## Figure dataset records
******
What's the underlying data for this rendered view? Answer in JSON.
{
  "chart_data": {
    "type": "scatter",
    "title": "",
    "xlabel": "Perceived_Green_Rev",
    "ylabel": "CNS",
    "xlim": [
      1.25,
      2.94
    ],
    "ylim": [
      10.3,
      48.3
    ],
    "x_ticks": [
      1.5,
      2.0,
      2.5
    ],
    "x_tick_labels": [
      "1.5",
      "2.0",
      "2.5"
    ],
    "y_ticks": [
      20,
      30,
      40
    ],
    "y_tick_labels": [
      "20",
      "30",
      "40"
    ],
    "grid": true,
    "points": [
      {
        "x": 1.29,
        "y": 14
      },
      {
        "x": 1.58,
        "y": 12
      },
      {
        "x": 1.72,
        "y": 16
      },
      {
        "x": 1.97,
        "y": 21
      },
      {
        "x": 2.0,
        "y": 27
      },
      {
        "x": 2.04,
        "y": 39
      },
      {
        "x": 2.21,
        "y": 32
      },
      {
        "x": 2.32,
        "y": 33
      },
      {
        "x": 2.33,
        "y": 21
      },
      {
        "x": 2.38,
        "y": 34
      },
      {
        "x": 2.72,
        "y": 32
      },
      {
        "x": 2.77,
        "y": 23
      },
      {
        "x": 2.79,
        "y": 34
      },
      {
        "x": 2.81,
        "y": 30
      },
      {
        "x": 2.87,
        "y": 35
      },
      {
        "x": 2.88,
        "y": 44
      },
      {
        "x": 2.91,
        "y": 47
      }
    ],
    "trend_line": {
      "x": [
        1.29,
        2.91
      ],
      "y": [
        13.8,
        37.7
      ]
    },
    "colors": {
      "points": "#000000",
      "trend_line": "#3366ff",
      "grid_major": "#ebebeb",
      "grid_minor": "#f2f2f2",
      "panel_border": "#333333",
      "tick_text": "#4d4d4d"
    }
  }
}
******
Each record above should be restated word for word.

## Written solution
What's the underlying data for this rendered view? Answer in JSON.
{
  "chart_data": {
    "type": "scatter",
    "title": "",
    "xlabel": "Perceived_Green_Rev",
    "ylabel": "CNS",
    "xlim": [
      1.25,
      2.94
    ],
    "ylim": [
      10.3,
      48.3
    ],
    "x_ticks": [
      1.5,
      2.0,
      2.5
    ],
    "x_tick_labels": [
      "1.5",
      "2.0",
      "2.5"
    ],
    "y_ticks": [
      20,
      30,
      40
    ],
    "y_tick_labels": [
      "20",
      "30",
      "40"
    ],
    "grid": true,
    "points": [
      {
        "x": 1.29,
        "y": 14
      },
      {
        "x": 1.58,
        "y": 12
      },
      {
        "x": 1.72,
        "y": 16
      },
      {
        "x": 1.97,
        "y": 21
      },
      {
        "x": 2.0,
        "y": 27
      },
      {
        "x": 2.04,
        "y": 39
      },
      {
        "x": 2.21,
        "y": 32
      },
      {
        "x": 2.32,
        "y": 33
      },
      {
        "x": 2.33,
        "y": 21
      },
      {
        "x": 2.38,
        "y": 34
      },
      {
        "x": 2.72,
        "y": 32
      },
      {
        "x": 2.77,
        "y": 23
      },
      {
        "x": 2.79,
        "y": 34
      },
      {
        "x": 2.81,
        "y": 30
      },
      {
        "x": 2.87,
        "y": 35
      },
      {
        "x": 2.88,
        "y": 44
      },
      {
        "x": 2.91,
        "y": 47
      }
    ],
    "trend_line": {
      "x": [
        1.29,
        2.91
      ],
      "y": [
        13.8,
        37.7
      ]
    },
    "colors": {
      "points": "#000000",
      "trend_line": "#3366ff",
      "grid_major": "#ebebeb",
      "grid_minor": "#f2f2f2",
      "panel_border": "#333333",
      "tick_text": "#4d4d4d"
    }
  }
}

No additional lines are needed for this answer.